***** DATA PROVIDED

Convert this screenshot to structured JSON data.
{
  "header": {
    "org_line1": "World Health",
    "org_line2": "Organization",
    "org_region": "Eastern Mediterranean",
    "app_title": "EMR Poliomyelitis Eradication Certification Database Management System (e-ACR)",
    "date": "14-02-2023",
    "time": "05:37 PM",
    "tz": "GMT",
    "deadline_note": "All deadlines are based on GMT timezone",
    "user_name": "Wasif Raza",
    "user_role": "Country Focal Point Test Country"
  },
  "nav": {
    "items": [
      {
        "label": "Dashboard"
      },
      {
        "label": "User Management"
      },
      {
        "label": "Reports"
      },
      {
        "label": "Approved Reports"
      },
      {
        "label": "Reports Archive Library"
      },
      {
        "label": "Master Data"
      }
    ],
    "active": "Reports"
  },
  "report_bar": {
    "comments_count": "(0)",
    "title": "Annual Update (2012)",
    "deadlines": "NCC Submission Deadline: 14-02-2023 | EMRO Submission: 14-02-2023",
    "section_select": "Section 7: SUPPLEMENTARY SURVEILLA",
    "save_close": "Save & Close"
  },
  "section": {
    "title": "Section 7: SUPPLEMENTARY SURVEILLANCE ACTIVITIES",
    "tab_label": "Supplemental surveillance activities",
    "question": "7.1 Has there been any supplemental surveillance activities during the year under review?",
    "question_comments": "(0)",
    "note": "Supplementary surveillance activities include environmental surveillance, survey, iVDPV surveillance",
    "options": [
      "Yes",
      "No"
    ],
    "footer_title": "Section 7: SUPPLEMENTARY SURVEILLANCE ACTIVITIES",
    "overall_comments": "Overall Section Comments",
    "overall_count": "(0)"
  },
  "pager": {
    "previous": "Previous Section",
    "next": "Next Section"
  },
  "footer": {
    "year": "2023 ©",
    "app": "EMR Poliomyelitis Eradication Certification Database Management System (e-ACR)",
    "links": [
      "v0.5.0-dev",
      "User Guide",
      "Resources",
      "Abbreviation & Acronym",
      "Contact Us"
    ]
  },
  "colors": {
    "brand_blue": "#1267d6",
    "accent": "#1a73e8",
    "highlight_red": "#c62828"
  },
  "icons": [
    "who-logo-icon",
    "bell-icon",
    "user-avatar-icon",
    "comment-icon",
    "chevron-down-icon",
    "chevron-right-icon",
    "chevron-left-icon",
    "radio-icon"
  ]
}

**********

**REQUIRED TASK**: Write down the full listing again, exactly.

**TASK RESPONSE**:
Convert this screenshot to structured JSON data.
{
  "header": {
    "org_line1": "World Health",
    "org_line2": "Organization",
    "org_region": "Eastern Mediterranean",
    "app_title": "EMR Poliomyelitis Eradication Certification Database Management System (e-ACR)",
    "date": "14-02-2023",
    "time": "05:37 PM",
    "tz": "GMT",
    "deadline_note": "All deadlines are based on GMT timezone",
    "user_name": "Wasif Raza",
    "user_role": "Country Focal Point Test Country"
  },
  "nav": {
    "items": [
      {
        "label": "Dashboard"
      },
      {
        "label": "User Management"
      },
      {
        "label": "Reports"
      },
      {
        "label": "Approved Reports"
      },
      {
        "label": "Reports Archive Library"
      },
      {
        "label": "Master Data"
      }
    ],
    "active": "Reports"
  },
  "report_bar": {
    "comments_count": "(0)",
    "title": "Annual Update (2012)",
    "deadlines": "NCC Submission Deadline: 14-02-2023 | EMRO Submission: 14-02-2023",
    "section_select": "Section 7: SUPPLEMENTARY SURVEILLA",
    "save_close": "Save & Close"
  },
  "section": {
    "title": "Section 7: SUPPLEMENTARY SURVEILLANCE ACTIVITIES",
    "tab_label": "Supplemental surveillance activities",
    "question": "7.1 Has there been any supplemental surveillance activities during the year under review?",
    "question_comments": "(0)",
    "note": "Supplementary surveillance activities include environmental surveillance, survey, iVDPV surveillance",
    "options": [
      "Yes",
      "No"
    ],
    "footer_title": "Section 7: SUPPLEMENTARY SURVEILLANCE ACTIVITIES",
    "overall_comments": "Overall Section Comments",
    "overall_count": "(0)"
  },
  "pager": {
    "previous": "Previous Section",
    "next": "Next Section"
  },
  "footer": {
    "year": "2023 ©",
    "app": "EMR Poliomyelitis Eradication Certification Database Management System (e-ACR)",
    "links": [
      "v0.5.0-dev",
      "User Guide",
      "Resources",
      "Abbreviation & Acronym",
      "Contact Us"
    ]
  },
  "colors": {
    "brand_blue": "#1267d6",
    "accent": "#1a73e8",
    "highlight_red": "#c62828"
  },
  "icons": [
    "who-logo-icon",
    "bell-icon",
    "user-avatar-icon",
    "comment-icon",
    "chevron-down-icon",
    "chevron-right-icon",
    "chevron-left-icon",
    "radio-icon"
  ]
}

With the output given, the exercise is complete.